Challenge: The entries need to be copied exactly.

Supplied records:
══════

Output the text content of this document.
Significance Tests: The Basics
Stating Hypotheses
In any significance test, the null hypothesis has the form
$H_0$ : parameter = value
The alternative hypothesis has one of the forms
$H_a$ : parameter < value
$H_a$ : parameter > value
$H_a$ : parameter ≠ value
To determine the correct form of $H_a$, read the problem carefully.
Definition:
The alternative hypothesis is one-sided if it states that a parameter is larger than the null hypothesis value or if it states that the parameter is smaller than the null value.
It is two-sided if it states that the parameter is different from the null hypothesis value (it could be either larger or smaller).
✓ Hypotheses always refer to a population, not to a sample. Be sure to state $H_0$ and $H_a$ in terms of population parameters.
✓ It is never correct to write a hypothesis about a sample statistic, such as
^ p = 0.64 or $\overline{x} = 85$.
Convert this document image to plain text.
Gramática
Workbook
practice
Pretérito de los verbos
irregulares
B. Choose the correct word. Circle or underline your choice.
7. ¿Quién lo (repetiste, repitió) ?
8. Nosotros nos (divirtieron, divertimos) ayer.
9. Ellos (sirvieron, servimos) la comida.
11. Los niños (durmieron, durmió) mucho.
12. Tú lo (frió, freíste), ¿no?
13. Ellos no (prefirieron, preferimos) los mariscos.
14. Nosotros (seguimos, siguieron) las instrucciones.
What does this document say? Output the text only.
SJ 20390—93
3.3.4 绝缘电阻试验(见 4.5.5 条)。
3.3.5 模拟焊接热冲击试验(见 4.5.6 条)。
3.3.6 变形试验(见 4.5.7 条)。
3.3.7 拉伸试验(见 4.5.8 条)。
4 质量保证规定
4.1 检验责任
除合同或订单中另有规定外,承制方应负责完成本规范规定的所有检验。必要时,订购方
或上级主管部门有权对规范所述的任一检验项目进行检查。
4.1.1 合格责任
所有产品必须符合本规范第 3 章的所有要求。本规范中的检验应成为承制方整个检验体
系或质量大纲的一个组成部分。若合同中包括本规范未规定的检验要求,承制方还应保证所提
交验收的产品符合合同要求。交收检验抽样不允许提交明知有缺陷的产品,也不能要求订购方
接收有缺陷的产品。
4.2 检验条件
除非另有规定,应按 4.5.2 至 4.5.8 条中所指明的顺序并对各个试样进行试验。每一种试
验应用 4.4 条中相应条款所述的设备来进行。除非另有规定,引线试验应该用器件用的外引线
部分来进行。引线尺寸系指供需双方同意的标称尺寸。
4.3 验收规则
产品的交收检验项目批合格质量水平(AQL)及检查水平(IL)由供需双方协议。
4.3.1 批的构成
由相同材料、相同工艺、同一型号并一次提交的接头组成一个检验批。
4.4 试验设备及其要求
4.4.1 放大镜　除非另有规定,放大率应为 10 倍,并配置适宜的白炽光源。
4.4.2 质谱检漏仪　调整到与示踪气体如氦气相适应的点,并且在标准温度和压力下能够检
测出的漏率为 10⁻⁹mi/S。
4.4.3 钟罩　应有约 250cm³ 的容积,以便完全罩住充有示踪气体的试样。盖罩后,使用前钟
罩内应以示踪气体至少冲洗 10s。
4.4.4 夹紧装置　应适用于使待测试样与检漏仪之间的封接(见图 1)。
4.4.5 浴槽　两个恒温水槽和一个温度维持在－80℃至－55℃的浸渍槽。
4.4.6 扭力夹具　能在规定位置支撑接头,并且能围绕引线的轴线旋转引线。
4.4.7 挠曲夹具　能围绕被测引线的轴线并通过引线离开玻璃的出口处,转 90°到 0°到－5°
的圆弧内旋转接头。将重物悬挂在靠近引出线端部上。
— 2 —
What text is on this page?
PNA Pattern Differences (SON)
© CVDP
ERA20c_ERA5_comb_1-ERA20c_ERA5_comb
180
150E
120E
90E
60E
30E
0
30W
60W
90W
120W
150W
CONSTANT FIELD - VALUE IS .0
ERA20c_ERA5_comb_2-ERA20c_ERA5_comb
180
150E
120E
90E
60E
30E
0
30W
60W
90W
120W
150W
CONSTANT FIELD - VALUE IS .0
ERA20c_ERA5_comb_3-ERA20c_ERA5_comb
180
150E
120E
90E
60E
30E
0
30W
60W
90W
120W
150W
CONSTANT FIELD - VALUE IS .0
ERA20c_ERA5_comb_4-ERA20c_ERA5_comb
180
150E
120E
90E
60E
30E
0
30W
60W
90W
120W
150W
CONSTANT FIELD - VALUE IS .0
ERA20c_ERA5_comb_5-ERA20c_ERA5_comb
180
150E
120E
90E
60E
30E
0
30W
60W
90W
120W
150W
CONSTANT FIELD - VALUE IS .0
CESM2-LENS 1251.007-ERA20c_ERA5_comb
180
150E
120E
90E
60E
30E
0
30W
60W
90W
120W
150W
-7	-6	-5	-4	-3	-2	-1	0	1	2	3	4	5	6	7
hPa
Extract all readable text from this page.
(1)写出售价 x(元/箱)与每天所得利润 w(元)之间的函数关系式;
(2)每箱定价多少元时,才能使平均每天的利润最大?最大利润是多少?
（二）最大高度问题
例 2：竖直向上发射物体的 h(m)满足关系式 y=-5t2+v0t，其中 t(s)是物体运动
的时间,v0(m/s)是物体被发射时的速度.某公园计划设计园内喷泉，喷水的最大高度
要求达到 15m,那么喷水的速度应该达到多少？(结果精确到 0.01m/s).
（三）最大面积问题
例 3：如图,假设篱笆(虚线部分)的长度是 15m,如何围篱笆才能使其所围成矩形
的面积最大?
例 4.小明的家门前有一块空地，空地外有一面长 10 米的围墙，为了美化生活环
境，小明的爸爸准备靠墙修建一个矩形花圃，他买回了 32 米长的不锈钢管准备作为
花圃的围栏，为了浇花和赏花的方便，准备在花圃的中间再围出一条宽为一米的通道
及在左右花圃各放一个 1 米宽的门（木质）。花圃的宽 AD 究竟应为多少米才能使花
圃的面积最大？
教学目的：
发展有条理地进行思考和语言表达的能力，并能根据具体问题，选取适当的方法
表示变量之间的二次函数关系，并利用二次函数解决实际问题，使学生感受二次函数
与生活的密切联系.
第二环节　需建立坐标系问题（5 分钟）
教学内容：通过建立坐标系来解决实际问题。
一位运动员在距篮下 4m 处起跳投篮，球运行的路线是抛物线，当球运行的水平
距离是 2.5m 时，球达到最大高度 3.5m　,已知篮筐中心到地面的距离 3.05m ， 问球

══════

Task solution:
Output the text content of this document.
Significance Tests: The Basics
Stating Hypotheses
In any significance test, the null hypothesis has the form
$H_0$ : parameter = value
The alternative hypothesis has one of the forms
$H_a$ : parameter < value
$H_a$ : parameter > value
$H_a$ : parameter ≠ value
To determine the correct form of $H_a$, read the problem carefully.
Definition:
The alternative hypothesis is one-sided if it states that a parameter is larger than the null hypothesis value or if it states that the parameter is smaller than the null value.
It is two-sided if it states that the parameter is different from the null hypothesis value (it could be either larger or smaller).
✓ Hypotheses always refer to a population, not to a sample. Be sure to state $H_0$ and $H_a$ in terms of population parameters.
✓ It is never correct to write a hypothesis about a sample statistic, such as
^ p = 0.64 or $\overline{x} = 85$.
Convert this document image to plain text.
Gramática
Workbook
practice
Pretérito de los verbos
irregulares
B. Choose the correct word. Circle or underline your choice.
7. ¿Quién lo (repetiste, repitió) ?
8. Nosotros nos (divirtieron, divertimos) ayer.
9. Ellos (sirvieron, servimos) la comida.
11. Los niños (durmieron, durmió) mucho.
12. Tú lo (frió, freíste), ¿no?
13. Ellos no (prefirieron, preferimos) los mariscos.
14. Nosotros (seguimos, siguieron) las instrucciones.
What does this document say? Output the text only.
SJ 20390—93
3.3.4 绝缘电阻试验(见 4.5.5 条)。
3.3.5 模拟焊接热冲击试验(见 4.5.6 条)。
3.3.6 变形试验(见 4.5.7 条)。
3.3.7 拉伸试验(见 4.5.8 条)。
4 质量保证规定
4.1 检验责任
除合同或订单中另有规定外,承制方应负责完成本规范规定的所有检验。必要时,订购方
或上级主管部门有权对规范所述的任一检验项目进行检查。
4.1.1 合格责任
所有产品必须符合本规范第 3 章的所有要求。本规范中的检验应成为承制方整个检验体
系或质量大纲的一个组成部分。若合同中包括本规范未规定的检验要求,承制方还应保证所提
交验收的产品符合合同要求。交收检验抽样不允许提交明知有缺陷的产品,也不能要求订购方
接收有缺陷的产品。
4.2 检验条件
除非另有规定,应按 4.5.2 至 4.5.8 条中所指明的顺序并对各个试样进行试验。每一种试
验应用 4.4 条中相应条款所述的设备来进行。除非另有规定,引线试验应该用器件用的外引线
部分来进行。引线尺寸系指供需双方同意的标称尺寸。
4.3 验收规则
产品的交收检验项目批合格质量水平(AQL)及检查水平(IL)由供需双方协议。
4.3.1 批的构成
由相同材料、相同工艺、同一型号并一次提交的接头组成一个检验批。
4.4 试验设备及其要求
4.4.1 放大镜　除非另有规定,放大率应为 10 倍,并配置适宜的白炽光源。
4.4.2 质谱检漏仪　调整到与示踪气体如氦气相适应的点,并且在标准温度和压力下能够检
测出的漏率为 10⁻⁹mi/S。
4.4.3 钟罩　应有约 250cm³ 的容积,以便完全罩住充有示踪气体的试样。盖罩后,使用前钟
罩内应以示踪气体至少冲洗 10s。
4.4.4 夹紧装置　应适用于使待测试样与检漏仪之间的封接(见图 1)。
4.4.5 浴槽　两个恒温水槽和一个温度维持在－80℃至－55℃的浸渍槽。
4.4.6 扭力夹具　能在规定位置支撑接头,并且能围绕引线的轴线旋转引线。
4.4.7 挠曲夹具　能围绕被测引线的轴线并通过引线离开玻璃的出口处,转 90°到 0°到－5°
的圆弧内旋转接头。将重物悬挂在靠近引出线端部上。
— 2 —
What text is on this page?
PNA Pattern Differences (SON)
© CVDP
ERA20c_ERA5_comb_1-ERA20c_ERA5_comb
180
150E
120E
90E
60E
30E
0
30W
60W
90W
120W
150W
CONSTANT FIELD - VALUE IS .0
ERA20c_ERA5_comb_2-ERA20c_ERA5_comb
180
150E
120E
90E
60E
30E
0
30W
60W
90W
120W
150W
CONSTANT FIELD - VALUE IS .0
ERA20c_ERA5_comb_3-ERA20c_ERA5_comb
180
150E
120E
90E
60E
30E
0
30W
60W
90W
120W
150W
CONSTANT FIELD - VALUE IS .0
ERA20c_ERA5_comb_4-ERA20c_ERA5_comb
180
150E
120E
90E
60E
30E
0
30W
60W
90W
120W
150W
CONSTANT FIELD - VALUE IS .0
ERA20c_ERA5_comb_5-ERA20c_ERA5_comb
180
150E
120E
90E
60E
30E
0
30W
60W
90W
120W
150W
CONSTANT FIELD - VALUE IS .0
CESM2-LENS 1251.007-ERA20c_ERA5_comb
180
150E
120E
90E
60E
30E
0
30W
60W
90W
120W
150W
-7	-6	-5	-4	-3	-2	-1	0	1	2	3	4	5	6	7
hPa
Extract all readable text from this page.
(1)写出售价 x(元/箱)与每天所得利润 w(元)之间的函数关系式;
(2)每箱定价多少元时,才能使平均每天的利润最大?最大利润是多少?
（二）最大高度问题
例 2：竖直向上发射物体的 h(m)满足关系式 y=-5t2+v0t，其中 t(s)是物体运动
的时间,v0(m/s)是物体被发射时的速度.某公园计划设计园内喷泉，喷水的最大高度
要求达到 15m,那么喷水的速度应该达到多少？(结果精确到 0.01m/s).
（三）最大面积问题
例 3：如图,假设篱笆(虚线部分)的长度是 15m,如何围篱笆才能使其所围成矩形
的面积最大?
例 4.小明的家门前有一块空地，空地外有一面长 10 米的围墙，为了美化生活环
境，小明的爸爸准备靠墙修建一个矩形花圃，他买回了 32 米长的不锈钢管准备作为
花圃的围栏，为了浇花和赏花的方便，准备在花圃的中间再围出一条宽为一米的通道
及在左右花圃各放一个 1 米宽的门（木质）。花圃的宽 AD 究竟应为多少米才能使花
圃的面积最大？
教学目的：
发展有条理地进行思考和语言表达的能力，并能根据具体问题，选取适当的方法
表示变量之间的二次函数关系，并利用二次函数解决实际问题，使学生感受二次函数
与生活的密切联系.
第二环节　需建立坐标系问题（5 分钟）
教学内容：通过建立坐标系来解决实际问题。
一位运动员在距篮下 4m 处起跳投篮，球运行的路线是抛物线，当球运行的水平
距离是 2.5m 时，球达到最大高度 3.5m　,已知篮筐中心到地面的距离 3.05m ， 问球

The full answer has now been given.